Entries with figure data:
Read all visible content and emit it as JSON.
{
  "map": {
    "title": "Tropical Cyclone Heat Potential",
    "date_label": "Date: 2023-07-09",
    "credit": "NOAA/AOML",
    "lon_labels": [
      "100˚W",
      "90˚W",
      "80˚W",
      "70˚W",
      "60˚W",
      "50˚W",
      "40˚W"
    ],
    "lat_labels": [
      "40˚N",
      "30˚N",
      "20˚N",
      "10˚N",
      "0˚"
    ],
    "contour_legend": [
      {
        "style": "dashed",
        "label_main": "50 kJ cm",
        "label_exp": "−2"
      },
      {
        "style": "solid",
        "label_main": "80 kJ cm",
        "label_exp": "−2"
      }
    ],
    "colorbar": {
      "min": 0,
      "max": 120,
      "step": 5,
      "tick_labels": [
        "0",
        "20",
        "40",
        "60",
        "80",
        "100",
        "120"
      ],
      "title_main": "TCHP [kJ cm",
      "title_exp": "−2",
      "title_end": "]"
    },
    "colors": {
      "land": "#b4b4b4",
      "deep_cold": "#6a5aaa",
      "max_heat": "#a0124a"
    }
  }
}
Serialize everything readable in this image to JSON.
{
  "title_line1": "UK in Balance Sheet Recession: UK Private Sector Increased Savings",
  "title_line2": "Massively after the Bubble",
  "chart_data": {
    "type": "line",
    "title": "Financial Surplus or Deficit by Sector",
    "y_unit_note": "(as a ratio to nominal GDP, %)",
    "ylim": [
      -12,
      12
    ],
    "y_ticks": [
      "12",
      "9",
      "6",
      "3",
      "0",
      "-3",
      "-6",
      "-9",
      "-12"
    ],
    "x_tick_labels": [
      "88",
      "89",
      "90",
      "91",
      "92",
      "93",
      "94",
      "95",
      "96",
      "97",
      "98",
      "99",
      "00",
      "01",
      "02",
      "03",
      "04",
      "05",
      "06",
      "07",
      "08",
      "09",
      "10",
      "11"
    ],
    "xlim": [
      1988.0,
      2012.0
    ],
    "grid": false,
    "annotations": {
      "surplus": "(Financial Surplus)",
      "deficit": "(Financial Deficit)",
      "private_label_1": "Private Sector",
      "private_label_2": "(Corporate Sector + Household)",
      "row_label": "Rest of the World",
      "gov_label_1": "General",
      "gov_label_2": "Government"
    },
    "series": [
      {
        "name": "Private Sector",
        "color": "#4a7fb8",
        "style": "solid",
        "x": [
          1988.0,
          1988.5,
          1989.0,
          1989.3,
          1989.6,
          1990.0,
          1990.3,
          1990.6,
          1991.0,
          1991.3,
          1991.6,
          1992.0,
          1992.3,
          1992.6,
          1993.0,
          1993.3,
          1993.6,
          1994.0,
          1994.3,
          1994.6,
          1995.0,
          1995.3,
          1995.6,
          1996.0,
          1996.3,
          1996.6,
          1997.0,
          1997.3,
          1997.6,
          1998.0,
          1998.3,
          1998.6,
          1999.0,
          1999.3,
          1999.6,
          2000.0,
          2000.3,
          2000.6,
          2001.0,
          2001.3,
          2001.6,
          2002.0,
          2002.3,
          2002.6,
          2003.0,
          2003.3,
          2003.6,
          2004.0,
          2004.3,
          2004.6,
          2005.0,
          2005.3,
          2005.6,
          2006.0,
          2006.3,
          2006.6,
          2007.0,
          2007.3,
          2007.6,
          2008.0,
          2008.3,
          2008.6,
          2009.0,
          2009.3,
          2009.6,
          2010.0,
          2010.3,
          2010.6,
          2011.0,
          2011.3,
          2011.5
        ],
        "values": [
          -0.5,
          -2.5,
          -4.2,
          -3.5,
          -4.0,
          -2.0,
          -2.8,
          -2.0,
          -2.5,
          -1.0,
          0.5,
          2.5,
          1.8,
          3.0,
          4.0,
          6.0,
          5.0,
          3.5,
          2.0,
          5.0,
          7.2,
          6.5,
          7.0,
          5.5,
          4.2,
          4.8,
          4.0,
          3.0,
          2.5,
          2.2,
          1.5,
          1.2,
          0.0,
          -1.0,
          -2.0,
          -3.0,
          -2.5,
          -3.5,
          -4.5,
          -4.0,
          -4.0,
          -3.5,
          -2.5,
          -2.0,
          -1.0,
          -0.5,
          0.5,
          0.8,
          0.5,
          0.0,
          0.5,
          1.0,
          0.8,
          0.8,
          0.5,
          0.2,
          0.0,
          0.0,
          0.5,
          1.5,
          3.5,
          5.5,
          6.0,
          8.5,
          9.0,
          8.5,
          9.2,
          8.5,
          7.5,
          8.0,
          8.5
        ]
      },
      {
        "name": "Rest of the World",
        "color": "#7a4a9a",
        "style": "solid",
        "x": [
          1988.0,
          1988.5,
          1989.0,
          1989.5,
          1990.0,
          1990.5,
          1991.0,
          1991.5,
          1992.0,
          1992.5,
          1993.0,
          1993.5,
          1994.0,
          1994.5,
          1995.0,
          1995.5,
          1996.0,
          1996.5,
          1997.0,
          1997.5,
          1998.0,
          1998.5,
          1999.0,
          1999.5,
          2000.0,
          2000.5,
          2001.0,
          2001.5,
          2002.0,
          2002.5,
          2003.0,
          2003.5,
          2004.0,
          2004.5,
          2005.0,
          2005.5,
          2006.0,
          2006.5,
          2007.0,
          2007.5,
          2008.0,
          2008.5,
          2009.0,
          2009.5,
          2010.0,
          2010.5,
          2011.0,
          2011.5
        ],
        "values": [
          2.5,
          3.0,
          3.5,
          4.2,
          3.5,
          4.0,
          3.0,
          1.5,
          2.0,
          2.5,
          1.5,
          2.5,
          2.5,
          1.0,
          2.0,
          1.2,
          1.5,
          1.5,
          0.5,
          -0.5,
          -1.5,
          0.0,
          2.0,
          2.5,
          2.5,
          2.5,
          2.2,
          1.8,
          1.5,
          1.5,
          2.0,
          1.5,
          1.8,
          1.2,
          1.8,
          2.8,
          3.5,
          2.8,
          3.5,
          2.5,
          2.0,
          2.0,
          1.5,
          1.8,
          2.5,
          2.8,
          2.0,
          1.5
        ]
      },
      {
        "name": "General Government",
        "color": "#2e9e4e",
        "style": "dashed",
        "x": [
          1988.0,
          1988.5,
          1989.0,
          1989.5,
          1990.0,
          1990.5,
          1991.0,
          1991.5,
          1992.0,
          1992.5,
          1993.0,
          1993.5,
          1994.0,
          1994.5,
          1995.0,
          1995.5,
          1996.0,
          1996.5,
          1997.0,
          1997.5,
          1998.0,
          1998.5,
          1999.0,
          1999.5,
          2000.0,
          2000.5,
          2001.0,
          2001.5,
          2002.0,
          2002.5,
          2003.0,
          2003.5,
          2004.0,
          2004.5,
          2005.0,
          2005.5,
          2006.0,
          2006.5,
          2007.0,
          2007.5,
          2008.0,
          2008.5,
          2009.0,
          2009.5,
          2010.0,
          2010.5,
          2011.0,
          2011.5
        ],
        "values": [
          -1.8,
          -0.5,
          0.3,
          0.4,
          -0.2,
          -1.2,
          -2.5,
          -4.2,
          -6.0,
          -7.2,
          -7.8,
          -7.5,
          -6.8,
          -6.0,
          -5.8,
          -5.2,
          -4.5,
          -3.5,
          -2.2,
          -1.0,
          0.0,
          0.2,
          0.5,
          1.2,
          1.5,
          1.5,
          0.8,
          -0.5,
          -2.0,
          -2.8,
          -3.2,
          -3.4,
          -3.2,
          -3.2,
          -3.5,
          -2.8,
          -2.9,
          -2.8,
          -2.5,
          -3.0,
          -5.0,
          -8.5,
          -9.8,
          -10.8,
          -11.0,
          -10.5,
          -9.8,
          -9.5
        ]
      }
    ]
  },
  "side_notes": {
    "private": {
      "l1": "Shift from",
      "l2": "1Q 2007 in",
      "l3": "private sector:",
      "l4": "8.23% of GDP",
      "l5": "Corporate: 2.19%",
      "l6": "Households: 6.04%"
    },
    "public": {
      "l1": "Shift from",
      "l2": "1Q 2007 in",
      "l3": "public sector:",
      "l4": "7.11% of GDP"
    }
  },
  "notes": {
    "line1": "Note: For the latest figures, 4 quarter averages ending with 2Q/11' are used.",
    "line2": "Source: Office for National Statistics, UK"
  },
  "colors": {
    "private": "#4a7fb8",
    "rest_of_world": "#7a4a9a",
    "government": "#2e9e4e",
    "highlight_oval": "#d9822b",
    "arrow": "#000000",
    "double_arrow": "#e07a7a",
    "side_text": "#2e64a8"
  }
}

Prompt: Look through the data above. Copy every line with the string "Surplus" in it.

Worked solution:
    "title": "Financial Surplus or Deficit by Sector",
      "surplus": "(Financial Surplus)",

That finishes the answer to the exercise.